(Data records)
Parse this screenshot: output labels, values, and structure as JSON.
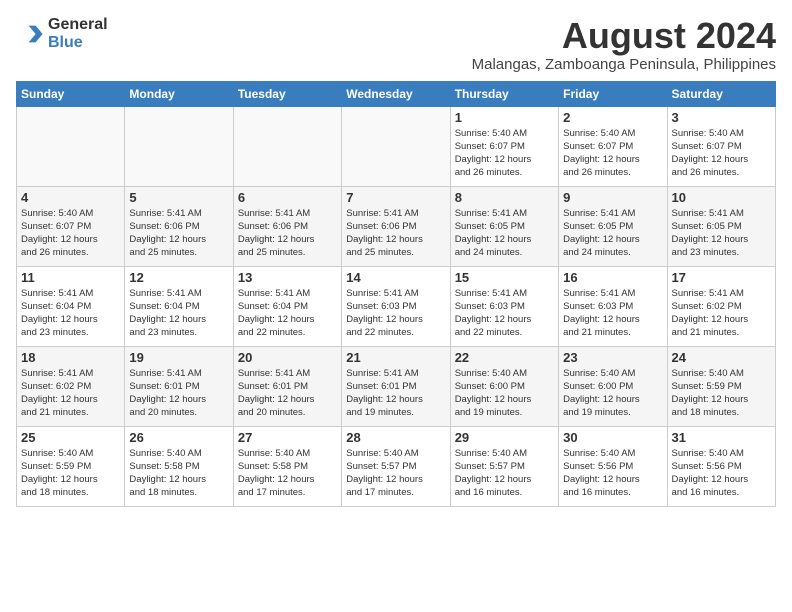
{
  "header": {
    "logo_general": "General",
    "logo_blue": "Blue",
    "month_year": "August 2024",
    "location": "Malangas, Zamboanga Peninsula, Philippines"
  },
  "calendar": {
    "days_of_week": [
      "Sunday",
      "Monday",
      "Tuesday",
      "Wednesday",
      "Thursday",
      "Friday",
      "Saturday"
    ],
    "weeks": [
      [
        {
          "day": "",
          "info": ""
        },
        {
          "day": "",
          "info": ""
        },
        {
          "day": "",
          "info": ""
        },
        {
          "day": "",
          "info": ""
        },
        {
          "day": "1",
          "info": "Sunrise: 5:40 AM\nSunset: 6:07 PM\nDaylight: 12 hours\nand 26 minutes."
        },
        {
          "day": "2",
          "info": "Sunrise: 5:40 AM\nSunset: 6:07 PM\nDaylight: 12 hours\nand 26 minutes."
        },
        {
          "day": "3",
          "info": "Sunrise: 5:40 AM\nSunset: 6:07 PM\nDaylight: 12 hours\nand 26 minutes."
        }
      ],
      [
        {
          "day": "4",
          "info": "Sunrise: 5:40 AM\nSunset: 6:07 PM\nDaylight: 12 hours\nand 26 minutes."
        },
        {
          "day": "5",
          "info": "Sunrise: 5:41 AM\nSunset: 6:06 PM\nDaylight: 12 hours\nand 25 minutes."
        },
        {
          "day": "6",
          "info": "Sunrise: 5:41 AM\nSunset: 6:06 PM\nDaylight: 12 hours\nand 25 minutes."
        },
        {
          "day": "7",
          "info": "Sunrise: 5:41 AM\nSunset: 6:06 PM\nDaylight: 12 hours\nand 25 minutes."
        },
        {
          "day": "8",
          "info": "Sunrise: 5:41 AM\nSunset: 6:05 PM\nDaylight: 12 hours\nand 24 minutes."
        },
        {
          "day": "9",
          "info": "Sunrise: 5:41 AM\nSunset: 6:05 PM\nDaylight: 12 hours\nand 24 minutes."
        },
        {
          "day": "10",
          "info": "Sunrise: 5:41 AM\nSunset: 6:05 PM\nDaylight: 12 hours\nand 23 minutes."
        }
      ],
      [
        {
          "day": "11",
          "info": "Sunrise: 5:41 AM\nSunset: 6:04 PM\nDaylight: 12 hours\nand 23 minutes."
        },
        {
          "day": "12",
          "info": "Sunrise: 5:41 AM\nSunset: 6:04 PM\nDaylight: 12 hours\nand 23 minutes."
        },
        {
          "day": "13",
          "info": "Sunrise: 5:41 AM\nSunset: 6:04 PM\nDaylight: 12 hours\nand 22 minutes."
        },
        {
          "day": "14",
          "info": "Sunrise: 5:41 AM\nSunset: 6:03 PM\nDaylight: 12 hours\nand 22 minutes."
        },
        {
          "day": "15",
          "info": "Sunrise: 5:41 AM\nSunset: 6:03 PM\nDaylight: 12 hours\nand 22 minutes."
        },
        {
          "day": "16",
          "info": "Sunrise: 5:41 AM\nSunset: 6:03 PM\nDaylight: 12 hours\nand 21 minutes."
        },
        {
          "day": "17",
          "info": "Sunrise: 5:41 AM\nSunset: 6:02 PM\nDaylight: 12 hours\nand 21 minutes."
        }
      ],
      [
        {
          "day": "18",
          "info": "Sunrise: 5:41 AM\nSunset: 6:02 PM\nDaylight: 12 hours\nand 21 minutes."
        },
        {
          "day": "19",
          "info": "Sunrise: 5:41 AM\nSunset: 6:01 PM\nDaylight: 12 hours\nand 20 minutes."
        },
        {
          "day": "20",
          "info": "Sunrise: 5:41 AM\nSunset: 6:01 PM\nDaylight: 12 hours\nand 20 minutes."
        },
        {
          "day": "21",
          "info": "Sunrise: 5:41 AM\nSunset: 6:01 PM\nDaylight: 12 hours\nand 19 minutes."
        },
        {
          "day": "22",
          "info": "Sunrise: 5:40 AM\nSunset: 6:00 PM\nDaylight: 12 hours\nand 19 minutes."
        },
        {
          "day": "23",
          "info": "Sunrise: 5:40 AM\nSunset: 6:00 PM\nDaylight: 12 hours\nand 19 minutes."
        },
        {
          "day": "24",
          "info": "Sunrise: 5:40 AM\nSunset: 5:59 PM\nDaylight: 12 hours\nand 18 minutes."
        }
      ],
      [
        {
          "day": "25",
          "info": "Sunrise: 5:40 AM\nSunset: 5:59 PM\nDaylight: 12 hours\nand 18 minutes."
        },
        {
          "day": "26",
          "info": "Sunrise: 5:40 AM\nSunset: 5:58 PM\nDaylight: 12 hours\nand 18 minutes."
        },
        {
          "day": "27",
          "info": "Sunrise: 5:40 AM\nSunset: 5:58 PM\nDaylight: 12 hours\nand 17 minutes."
        },
        {
          "day": "28",
          "info": "Sunrise: 5:40 AM\nSunset: 5:57 PM\nDaylight: 12 hours\nand 17 minutes."
        },
        {
          "day": "29",
          "info": "Sunrise: 5:40 AM\nSunset: 5:57 PM\nDaylight: 12 hours\nand 16 minutes."
        },
        {
          "day": "30",
          "info": "Sunrise: 5:40 AM\nSunset: 5:56 PM\nDaylight: 12 hours\nand 16 minutes."
        },
        {
          "day": "31",
          "info": "Sunrise: 5:40 AM\nSunset: 5:56 PM\nDaylight: 12 hours\nand 16 minutes."
        }
      ]
    ]
  }
}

▸ **PROBLEM TO WORK ON**
Quote the material word for word, dropping any images it holds.

▸ **SOLVED PROBLEM**
Parse this screenshot: output labels, values, and structure as JSON.
{
  "header": {
    "logo_general": "General",
    "logo_blue": "Blue",
    "month_year": "August 2024",
    "location": "Malangas, Zamboanga Peninsula, Philippines"
  },
  "calendar": {
    "days_of_week": [
      "Sunday",
      "Monday",
      "Tuesday",
      "Wednesday",
      "Thursday",
      "Friday",
      "Saturday"
    ],
    "weeks": [
      [
        {
          "day": "",
          "info": ""
        },
        {
          "day": "",
          "info": ""
        },
        {
          "day": "",
          "info": ""
        },
        {
          "day": "",
          "info": ""
        },
        {
          "day": "1",
          "info": "Sunrise: 5:40 AM\nSunset: 6:07 PM\nDaylight: 12 hours\nand 26 minutes."
        },
        {
          "day": "2",
          "info": "Sunrise: 5:40 AM\nSunset: 6:07 PM\nDaylight: 12 hours\nand 26 minutes."
        },
        {
          "day": "3",
          "info": "Sunrise: 5:40 AM\nSunset: 6:07 PM\nDaylight: 12 hours\nand 26 minutes."
        }
      ],
      [
        {
          "day": "4",
          "info": "Sunrise: 5:40 AM\nSunset: 6:07 PM\nDaylight: 12 hours\nand 26 minutes."
        },
        {
          "day": "5",
          "info": "Sunrise: 5:41 AM\nSunset: 6:06 PM\nDaylight: 12 hours\nand 25 minutes."
        },
        {
          "day": "6",
          "info": "Sunrise: 5:41 AM\nSunset: 6:06 PM\nDaylight: 12 hours\nand 25 minutes."
        },
        {
          "day": "7",
          "info": "Sunrise: 5:41 AM\nSunset: 6:06 PM\nDaylight: 12 hours\nand 25 minutes."
        },
        {
          "day": "8",
          "info": "Sunrise: 5:41 AM\nSunset: 6:05 PM\nDaylight: 12 hours\nand 24 minutes."
        },
        {
          "day": "9",
          "info": "Sunrise: 5:41 AM\nSunset: 6:05 PM\nDaylight: 12 hours\nand 24 minutes."
        },
        {
          "day": "10",
          "info": "Sunrise: 5:41 AM\nSunset: 6:05 PM\nDaylight: 12 hours\nand 23 minutes."
        }
      ],
      [
        {
          "day": "11",
          "info": "Sunrise: 5:41 AM\nSunset: 6:04 PM\nDaylight: 12 hours\nand 23 minutes."
        },
        {
          "day": "12",
          "info": "Sunrise: 5:41 AM\nSunset: 6:04 PM\nDaylight: 12 hours\nand 23 minutes."
        },
        {
          "day": "13",
          "info": "Sunrise: 5:41 AM\nSunset: 6:04 PM\nDaylight: 12 hours\nand 22 minutes."
        },
        {
          "day": "14",
          "info": "Sunrise: 5:41 AM\nSunset: 6:03 PM\nDaylight: 12 hours\nand 22 minutes."
        },
        {
          "day": "15",
          "info": "Sunrise: 5:41 AM\nSunset: 6:03 PM\nDaylight: 12 hours\nand 22 minutes."
        },
        {
          "day": "16",
          "info": "Sunrise: 5:41 AM\nSunset: 6:03 PM\nDaylight: 12 hours\nand 21 minutes."
        },
        {
          "day": "17",
          "info": "Sunrise: 5:41 AM\nSunset: 6:02 PM\nDaylight: 12 hours\nand 21 minutes."
        }
      ],
      [
        {
          "day": "18",
          "info": "Sunrise: 5:41 AM\nSunset: 6:02 PM\nDaylight: 12 hours\nand 21 minutes."
        },
        {
          "day": "19",
          "info": "Sunrise: 5:41 AM\nSunset: 6:01 PM\nDaylight: 12 hours\nand 20 minutes."
        },
        {
          "day": "20",
          "info": "Sunrise: 5:41 AM\nSunset: 6:01 PM\nDaylight: 12 hours\nand 20 minutes."
        },
        {
          "day": "21",
          "info": "Sunrise: 5:41 AM\nSunset: 6:01 PM\nDaylight: 12 hours\nand 19 minutes."
        },
        {
          "day": "22",
          "info": "Sunrise: 5:40 AM\nSunset: 6:00 PM\nDaylight: 12 hours\nand 19 minutes."
        },
        {
          "day": "23",
          "info": "Sunrise: 5:40 AM\nSunset: 6:00 PM\nDaylight: 12 hours\nand 19 minutes."
        },
        {
          "day": "24",
          "info": "Sunrise: 5:40 AM\nSunset: 5:59 PM\nDaylight: 12 hours\nand 18 minutes."
        }
      ],
      [
        {
          "day": "25",
          "info": "Sunrise: 5:40 AM\nSunset: 5:59 PM\nDaylight: 12 hours\nand 18 minutes."
        },
        {
          "day": "26",
          "info": "Sunrise: 5:40 AM\nSunset: 5:58 PM\nDaylight: 12 hours\nand 18 minutes."
        },
        {
          "day": "27",
          "info": "Sunrise: 5:40 AM\nSunset: 5:58 PM\nDaylight: 12 hours\nand 17 minutes."
        },
        {
          "day": "28",
          "info": "Sunrise: 5:40 AM\nSunset: 5:57 PM\nDaylight: 12 hours\nand 17 minutes."
        },
        {
          "day": "29",
          "info": "Sunrise: 5:40 AM\nSunset: 5:57 PM\nDaylight: 12 hours\nand 16 minutes."
        },
        {
          "day": "30",
          "info": "Sunrise: 5:40 AM\nSunset: 5:56 PM\nDaylight: 12 hours\nand 16 minutes."
        },
        {
          "day": "31",
          "info": "Sunrise: 5:40 AM\nSunset: 5:56 PM\nDaylight: 12 hours\nand 16 minutes."
        }
      ]
    ]
  }
}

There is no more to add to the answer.